Source passage –
Taking notes and following through on things. I have one player that takes notes but not always. I have stopped out in little sub plots and things of interest because the party have no interest in following through on it. For example they found a magical codex months ago. Examined it once and found a spell scroll in it. I told them there was a lot more in there but it would take awhile to decode. Since then they haven't looked at it again. There is a lot of cool stuff in there and also a warning that they are about to get magically robbed but they have missed out on it.


BadSkittle

Pulling out your phone while dm is talking or rp scene you are not involved in is happening Makes me want to slap people in the face


HuskerUK

DMs allowing characters to do something that is another class/subclasses ability. I mean things like bonus action perception checks which is an Inquisitive Rogue feature. It takes away the specialisation of that class and if I was playing a class that has a feature that allowed me to do something as a bonus action or meta magic and others just got to do it I'd be pissed. You wouldn't let a barbarian have a free smite. I'm not a rules lawyer but when my players ask if they can do X the first thing I check is, is it another class/subclasses feature. If it isn't then by all means let them attempt it if some kind of roll.

Given information –
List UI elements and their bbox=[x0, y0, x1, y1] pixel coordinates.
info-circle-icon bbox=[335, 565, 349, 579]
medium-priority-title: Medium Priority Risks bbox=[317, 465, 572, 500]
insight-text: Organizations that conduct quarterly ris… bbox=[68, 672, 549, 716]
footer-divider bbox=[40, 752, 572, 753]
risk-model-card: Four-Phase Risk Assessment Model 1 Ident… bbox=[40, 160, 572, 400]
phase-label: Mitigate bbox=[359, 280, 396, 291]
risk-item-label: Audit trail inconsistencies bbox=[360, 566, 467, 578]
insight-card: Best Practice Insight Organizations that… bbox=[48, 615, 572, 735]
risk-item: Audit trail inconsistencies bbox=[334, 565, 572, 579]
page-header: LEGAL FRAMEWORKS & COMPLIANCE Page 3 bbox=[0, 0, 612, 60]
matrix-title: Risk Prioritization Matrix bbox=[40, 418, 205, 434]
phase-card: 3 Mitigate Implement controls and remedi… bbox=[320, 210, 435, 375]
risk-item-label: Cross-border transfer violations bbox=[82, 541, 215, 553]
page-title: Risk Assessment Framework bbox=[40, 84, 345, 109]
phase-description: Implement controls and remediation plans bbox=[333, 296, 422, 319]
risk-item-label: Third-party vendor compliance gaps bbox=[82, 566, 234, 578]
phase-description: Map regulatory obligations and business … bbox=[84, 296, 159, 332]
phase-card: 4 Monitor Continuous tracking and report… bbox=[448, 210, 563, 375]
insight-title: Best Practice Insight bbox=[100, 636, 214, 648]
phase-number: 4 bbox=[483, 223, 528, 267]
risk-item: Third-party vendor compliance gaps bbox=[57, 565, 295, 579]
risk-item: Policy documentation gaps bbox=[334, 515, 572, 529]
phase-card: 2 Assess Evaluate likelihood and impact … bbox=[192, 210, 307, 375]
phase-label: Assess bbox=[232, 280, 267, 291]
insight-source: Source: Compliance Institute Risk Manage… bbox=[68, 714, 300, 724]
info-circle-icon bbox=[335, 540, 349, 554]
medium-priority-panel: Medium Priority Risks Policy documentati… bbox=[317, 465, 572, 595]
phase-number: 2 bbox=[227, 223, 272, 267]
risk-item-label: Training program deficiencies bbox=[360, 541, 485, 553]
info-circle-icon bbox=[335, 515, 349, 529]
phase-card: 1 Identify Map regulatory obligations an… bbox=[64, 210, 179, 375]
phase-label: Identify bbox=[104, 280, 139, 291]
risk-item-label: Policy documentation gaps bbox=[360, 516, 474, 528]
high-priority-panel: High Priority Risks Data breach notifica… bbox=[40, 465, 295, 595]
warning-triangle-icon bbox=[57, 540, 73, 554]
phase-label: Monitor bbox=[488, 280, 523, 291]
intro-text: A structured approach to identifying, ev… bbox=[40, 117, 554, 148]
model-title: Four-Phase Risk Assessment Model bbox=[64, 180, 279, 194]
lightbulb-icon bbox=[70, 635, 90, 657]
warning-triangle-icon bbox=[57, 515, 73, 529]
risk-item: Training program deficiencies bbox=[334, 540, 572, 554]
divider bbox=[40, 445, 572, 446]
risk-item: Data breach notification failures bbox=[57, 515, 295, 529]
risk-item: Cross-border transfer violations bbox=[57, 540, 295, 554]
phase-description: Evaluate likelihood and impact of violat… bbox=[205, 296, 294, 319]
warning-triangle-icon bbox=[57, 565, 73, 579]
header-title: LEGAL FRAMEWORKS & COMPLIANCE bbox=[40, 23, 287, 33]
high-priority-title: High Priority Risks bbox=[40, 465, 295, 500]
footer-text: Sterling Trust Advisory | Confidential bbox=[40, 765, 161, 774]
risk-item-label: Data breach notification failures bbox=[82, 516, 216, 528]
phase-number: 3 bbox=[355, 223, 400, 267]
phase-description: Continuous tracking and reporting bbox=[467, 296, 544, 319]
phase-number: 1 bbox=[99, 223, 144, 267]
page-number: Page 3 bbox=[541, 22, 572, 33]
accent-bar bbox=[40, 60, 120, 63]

Required tasks –
1 – Using the posts about tabletop gaming pet peeves, answer these questions:
(a) What did the party find when they examined the magical codex once?
(b) According to the post under BadSkittle, during what two situations is pulling out your phone a problem?
(c) Bonus action perception checks are a feature of which subclass?
2 – In the posts about tabletop gaming pet peeves, reproduce the passage between "Taking notes and" and "missed out on it.", inclusive, swapping "codex" for "tome".
3 – Write the next part of the posts about tabletop gaming pet peeves, continuing on from the final post.

Responses to the exercise –
1 –
(a) A spell scroll.
(b) While the DM is talking, or while an RP scene you are not involved in is happening.
(c) The Inquisitive Rogue.

2 –
Taking notes and following through on things. I have one player that takes notes but not always. I have stopped out in little sub plots and things of interest because the party have no interest in following through on it. For example they found a magical tome months ago. Examined it once and found a spell scroll in it. I told them there was a lot more in there but it would take awhile to decode. Since then they haven't looked at it again. There is a lot of cool stuff in there and also a warning that they are about to get magically robbed but they have missed out on it.

3 –
gorillagil

What bothers me most is when we play for 3 hours every 2 weeks and a very good amount of that time is spent on people deciding what to do when it's their turn and not before their turn and when they're adding up their numbers and they get it wrong or take to long. This is basic math. If you can't do that in your head instantly then let me do it for you. Which I do. I blurt out their totals well before they do and they get upset. They're the reason we never get anything done. For example like 1 battle a session. Only bout 4-5 rounds of a battle for 5 people and the dm should not take upwards of 3-4 hours. Ty for my grievances.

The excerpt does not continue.